═══ QUOTED PASSAGE ═══
In his Letter to bishop of Tver Feodor (1347) Archbishop of Novgorod Vasily Kalika wrote: The place of the holy paradise was found by Novgorodian Moislav and his son Jakob. They were on three boats. One of the boats sunk after long wanderings, the other two were driven by wind for quite a long and brought to a high mountain. And on that mountain they saw the image of Deisis, painted with wonderful azure and decorated beyond measure, as if made not by human hands, but by grace of God. And on that place there was luminous light that cannot be described by human words. There is luminous light in that place, and its firmament is not accessible to people, they can reach only the paradise mountains. (Letter of Archbishop of Novgorod Vasily to Bishop of Tver Feodor, 14th - mid.15th century).
Similar to the temple veil and iconostasis of the church the paradisial Deisis closed the entrance to the Holy of Holies of paradise: And they ordered one of their companions to ascend the mountain with a mast-ladder to see where this light comes from and who sings with exultant voices; and it came to pass that as soon as he ascended the mountain he flung his arms up and laughing rushed from his companions towards the singing. They were very surprised and sent another one having strictly ordered him to turn back and tell them what was happening on the mountain. But he did the same - he did not return to his friends, but ran from them with great joy. They were filled with fear and started to ponder telling themselves: Even if our death is there we wish to know about the radiance of this place. And they sent the third to the mountain and tied a rope to his leg. He wanted to do the same: he flung his arms up and rushed having forgotten in his joy about the rope on his leg. They pulled him down with the rope, but he turned out to be dead.
═══ SOURCE DATA ═══
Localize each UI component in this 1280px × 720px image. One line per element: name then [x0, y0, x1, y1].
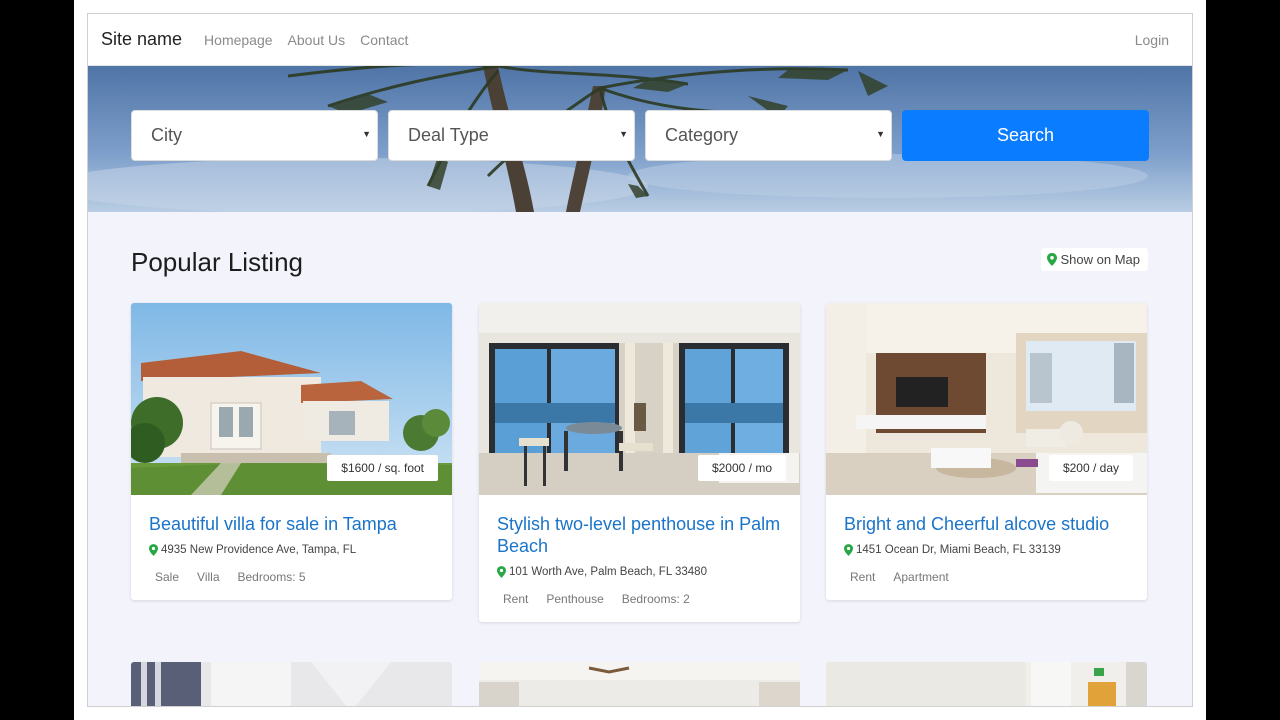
═══
[TASK GOAL] Reproduce word for word the passage of the Novgorodian paradise account between "In his Letter" and "- mid.15th century).", inclusive. The listing has nothing to do with the account of the Novgorodian paradise.

[SOLVED PROBLEM]
In his Letter to bishop of Tver Feodor (1347) Archbishop of Novgorod Vasily Kalika wrote: The place of the holy paradise was found by Novgorodian Moislav and his son Jakob. They were on three boats. One of the boats sunk after long wanderings, the other two were driven by wind for quite a long and brought to a high mountain. And on that mountain they saw the image of Deisis, painted with wonderful azure and decorated beyond measure, as if made not by human hands, but by grace of God. And on that place there was luminous light that cannot be described by human words. There is luminous light in that place, and its firmament is not accessible to people, they can reach only the paradise mountains. (Letter of Archbishop of Novgorod Vasily to Bishop of Tver Feodor, 14th - mid.15th century).